EXERCISE: Reproduce all the material exactly, minus any pictures it holds.
====
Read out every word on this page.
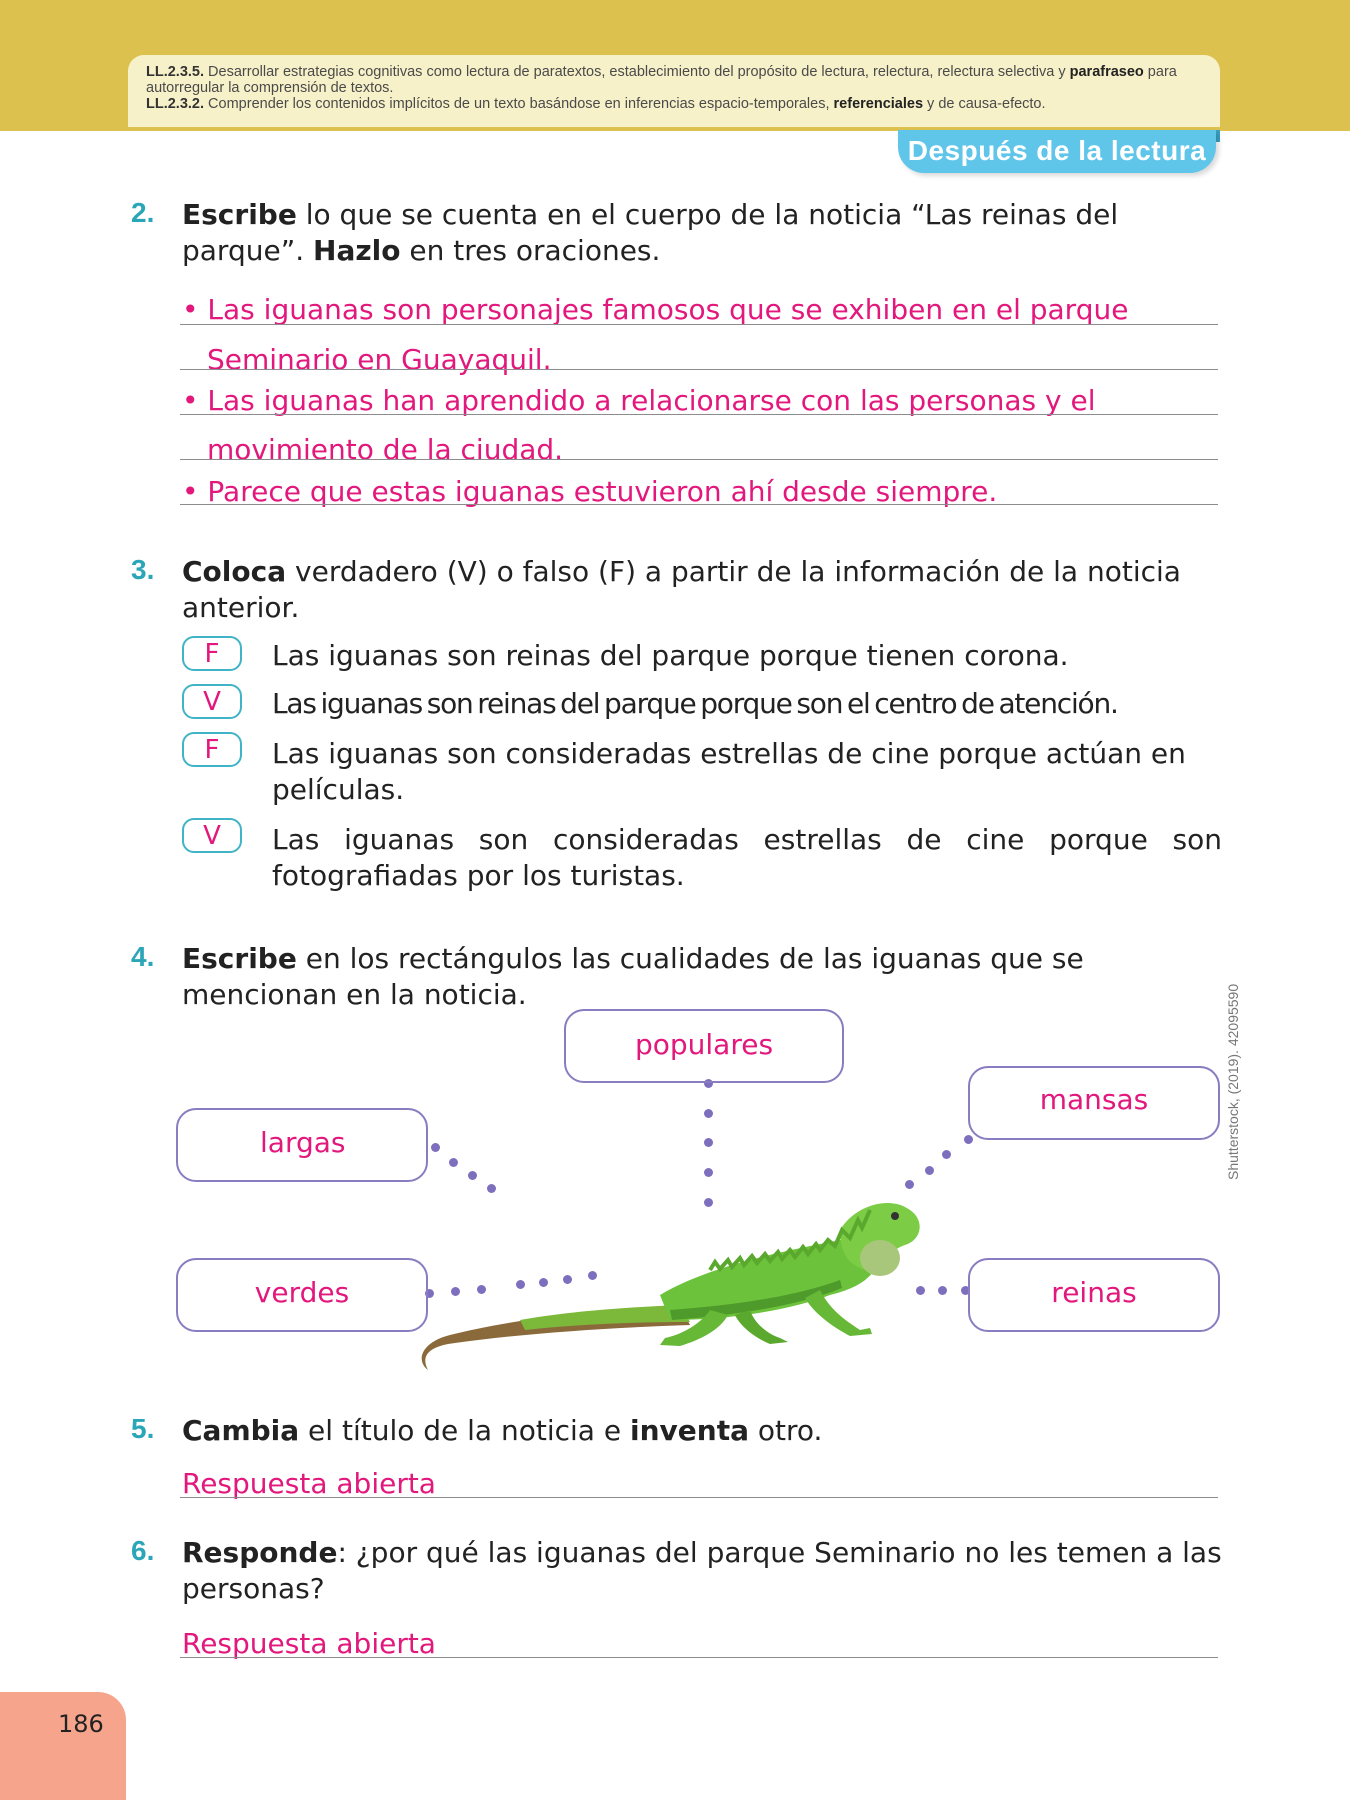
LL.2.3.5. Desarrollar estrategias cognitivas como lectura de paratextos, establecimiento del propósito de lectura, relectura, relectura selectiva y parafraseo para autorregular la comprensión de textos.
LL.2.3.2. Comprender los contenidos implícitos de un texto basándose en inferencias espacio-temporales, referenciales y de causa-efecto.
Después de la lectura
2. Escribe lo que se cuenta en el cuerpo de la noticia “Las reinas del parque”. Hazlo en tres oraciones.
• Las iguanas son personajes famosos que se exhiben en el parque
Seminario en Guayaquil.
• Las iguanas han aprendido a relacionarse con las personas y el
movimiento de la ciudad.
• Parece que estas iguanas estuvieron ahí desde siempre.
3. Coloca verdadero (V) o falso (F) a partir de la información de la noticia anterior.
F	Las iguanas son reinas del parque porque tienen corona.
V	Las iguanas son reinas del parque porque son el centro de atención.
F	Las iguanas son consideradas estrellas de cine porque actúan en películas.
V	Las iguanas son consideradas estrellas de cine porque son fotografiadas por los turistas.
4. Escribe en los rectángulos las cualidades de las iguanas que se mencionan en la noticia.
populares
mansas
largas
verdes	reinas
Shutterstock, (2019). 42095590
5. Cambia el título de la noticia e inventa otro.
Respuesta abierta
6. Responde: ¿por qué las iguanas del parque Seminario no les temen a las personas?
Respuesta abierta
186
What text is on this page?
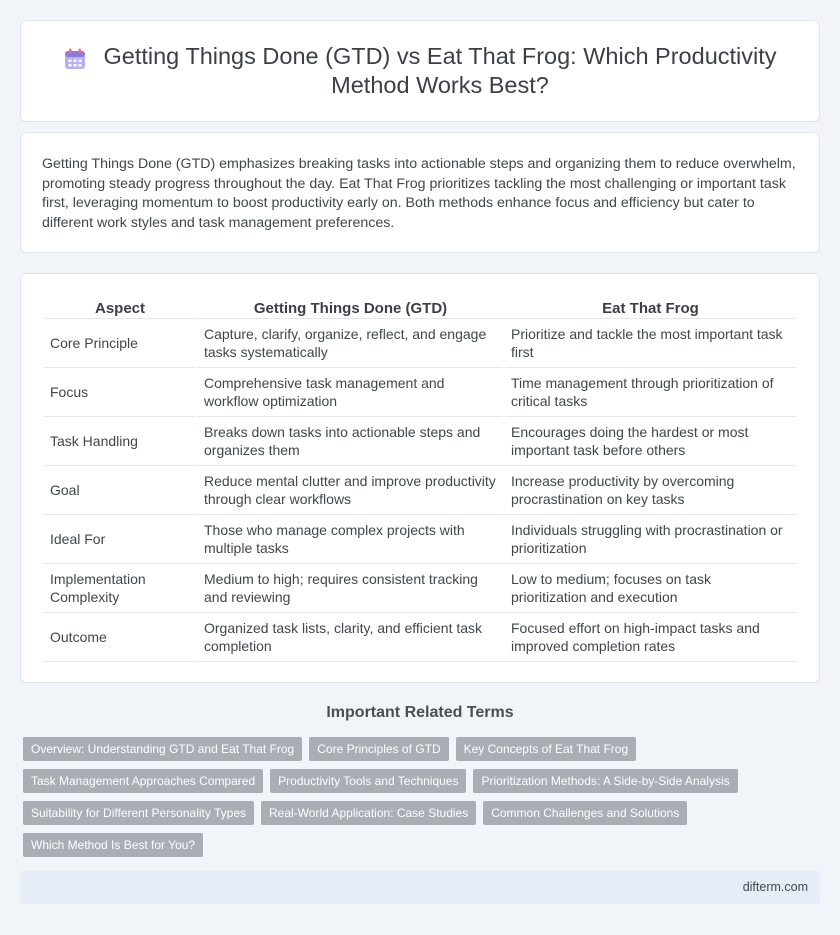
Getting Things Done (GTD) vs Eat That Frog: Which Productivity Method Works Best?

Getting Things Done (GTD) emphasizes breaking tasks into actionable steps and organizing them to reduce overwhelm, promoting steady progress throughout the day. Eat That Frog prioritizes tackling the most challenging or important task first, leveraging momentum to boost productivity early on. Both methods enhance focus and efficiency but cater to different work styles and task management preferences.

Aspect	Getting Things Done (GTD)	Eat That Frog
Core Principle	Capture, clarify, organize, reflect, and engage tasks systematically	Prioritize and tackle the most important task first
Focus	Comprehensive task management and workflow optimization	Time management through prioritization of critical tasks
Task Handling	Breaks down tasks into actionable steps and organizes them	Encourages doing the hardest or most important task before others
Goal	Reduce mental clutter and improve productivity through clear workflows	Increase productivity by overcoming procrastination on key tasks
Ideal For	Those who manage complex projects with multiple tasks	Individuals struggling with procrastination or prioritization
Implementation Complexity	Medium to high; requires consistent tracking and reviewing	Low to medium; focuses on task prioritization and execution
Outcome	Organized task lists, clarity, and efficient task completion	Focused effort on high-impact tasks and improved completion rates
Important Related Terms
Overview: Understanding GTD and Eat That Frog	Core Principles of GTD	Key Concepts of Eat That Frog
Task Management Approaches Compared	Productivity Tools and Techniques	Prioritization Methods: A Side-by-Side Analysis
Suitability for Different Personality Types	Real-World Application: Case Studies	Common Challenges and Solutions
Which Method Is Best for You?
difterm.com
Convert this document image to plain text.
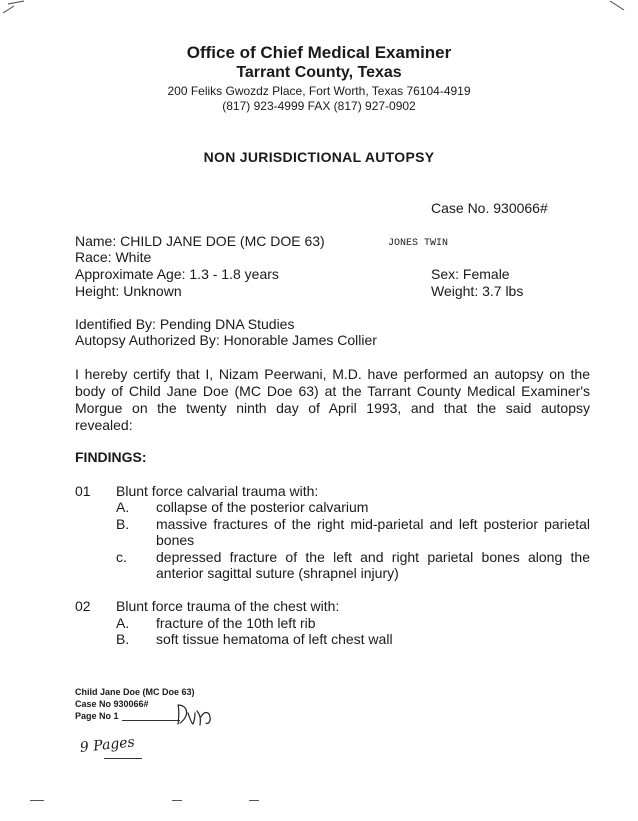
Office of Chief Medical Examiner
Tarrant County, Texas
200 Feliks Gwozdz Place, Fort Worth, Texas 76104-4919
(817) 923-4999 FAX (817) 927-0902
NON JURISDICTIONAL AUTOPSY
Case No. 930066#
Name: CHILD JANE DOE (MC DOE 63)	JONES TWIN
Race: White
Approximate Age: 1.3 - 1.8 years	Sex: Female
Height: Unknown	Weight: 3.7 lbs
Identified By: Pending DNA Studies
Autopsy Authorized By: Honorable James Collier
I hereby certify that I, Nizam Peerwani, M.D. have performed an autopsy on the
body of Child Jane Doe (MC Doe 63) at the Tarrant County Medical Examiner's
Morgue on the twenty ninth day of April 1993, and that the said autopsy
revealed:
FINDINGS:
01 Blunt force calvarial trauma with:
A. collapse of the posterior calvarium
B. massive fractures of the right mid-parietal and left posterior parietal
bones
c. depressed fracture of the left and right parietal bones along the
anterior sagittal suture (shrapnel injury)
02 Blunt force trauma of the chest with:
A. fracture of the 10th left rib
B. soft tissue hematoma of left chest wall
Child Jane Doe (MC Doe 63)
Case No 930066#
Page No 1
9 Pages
====
COMPLETED TASK:
Read out every word on this page.
LL.2.3.5. Desarrollar estrategias cognitivas como lectura de paratextos, establecimiento del propósito de lectura, relectura, relectura selectiva y parafraseo para autorregular la comprensión de textos.
LL.2.3.2. Comprender los contenidos implícitos de un texto basándose en inferencias espacio-temporales, referenciales y de causa-efecto.
Después de la lectura
2. Escribe lo que se cuenta en el cuerpo de la noticia “Las reinas del parque”. Hazlo en tres oraciones.
• Las iguanas son personajes famosos que se exhiben en el parque
Seminario en Guayaquil.
• Las iguanas han aprendido a relacionarse con las personas y el
movimiento de la ciudad.
• Parece que estas iguanas estuvieron ahí desde siempre.
3. Coloca verdadero (V) o falso (F) a partir de la información de la noticia anterior.
F	Las iguanas son reinas del parque porque tienen corona.
V	Las iguanas son reinas del parque porque son el centro de atención.
F	Las iguanas son consideradas estrellas de cine porque actúan en películas.
V	Las iguanas son consideradas estrellas de cine porque son fotografiadas por los turistas.
4. Escribe en los rectángulos las cualidades de las iguanas que se mencionan en la noticia.
populares
mansas
largas
verdes	reinas
Shutterstock, (2019). 42095590
5. Cambia el título de la noticia e inventa otro.
Respuesta abierta
6. Responde: ¿por qué las iguanas del parque Seminario no les temen a las personas?
Respuesta abierta
186
What text is on this page?
Getting Things Done (GTD) vs Eat That Frog: Which Productivity Method Works Best?

Getting Things Done (GTD) emphasizes breaking tasks into actionable steps and organizing them to reduce overwhelm, promoting steady progress throughout the day. Eat That Frog prioritizes tackling the most challenging or important task first, leveraging momentum to boost productivity early on. Both methods enhance focus and efficiency but cater to different work styles and task management preferences.

Aspect	Getting Things Done (GTD)	Eat That Frog
Core Principle	Capture, clarify, organize, reflect, and engage tasks systematically	Prioritize and tackle the most important task first
Focus	Comprehensive task management and workflow optimization	Time management through prioritization of critical tasks
Task Handling	Breaks down tasks into actionable steps and organizes them	Encourages doing the hardest or most important task before others
Goal	Reduce mental clutter and improve productivity through clear workflows	Increase productivity by overcoming procrastination on key tasks
Ideal For	Those who manage complex projects with multiple tasks	Individuals struggling with procrastination or prioritization
Implementation Complexity	Medium to high; requires consistent tracking and reviewing	Low to medium; focuses on task prioritization and execution
Outcome	Organized task lists, clarity, and efficient task completion	Focused effort on high-impact tasks and improved completion rates
Important Related Terms
Overview: Understanding GTD and Eat That Frog	Core Principles of GTD	Key Concepts of Eat That Frog
Task Management Approaches Compared	Productivity Tools and Techniques	Prioritization Methods: A Side-by-Side Analysis
Suitability for Different Personality Types	Real-World Application: Case Studies	Common Challenges and Solutions
Which Method Is Best for You?
difterm.com
Convert this document image to plain text.
Office of Chief Medical Examiner
Tarrant County, Texas
200 Feliks Gwozdz Place, Fort Worth, Texas 76104-4919
(817) 923-4999 FAX (817) 927-0902
NON JURISDICTIONAL AUTOPSY
Case No. 930066#
Name: CHILD JANE DOE (MC DOE 63)	JONES TWIN
Race: White
Approximate Age: 1.3 - 1.8 years	Sex: Female
Height: Unknown	Weight: 3.7 lbs
Identified By: Pending DNA Studies
Autopsy Authorized By: Honorable James Collier
I hereby certify that I, Nizam Peerwani, M.D. have performed an autopsy on the
body of Child Jane Doe (MC Doe 63) at the Tarrant County Medical Examiner's
Morgue on the twenty ninth day of April 1993, and that the said autopsy
revealed:
FINDINGS:
01 Blunt force calvarial trauma with:
A. collapse of the posterior calvarium
B. massive fractures of the right mid-parietal and left posterior parietal
bones
c. depressed fracture of the left and right parietal bones along the
anterior sagittal suture (shrapnel injury)
02 Blunt force trauma of the chest with:
A. fracture of the 10th left rib
B. soft tissue hematoma of left chest wall
Child Jane Doe (MC Doe 63)
Case No 930066#
Page No 1
9 Pages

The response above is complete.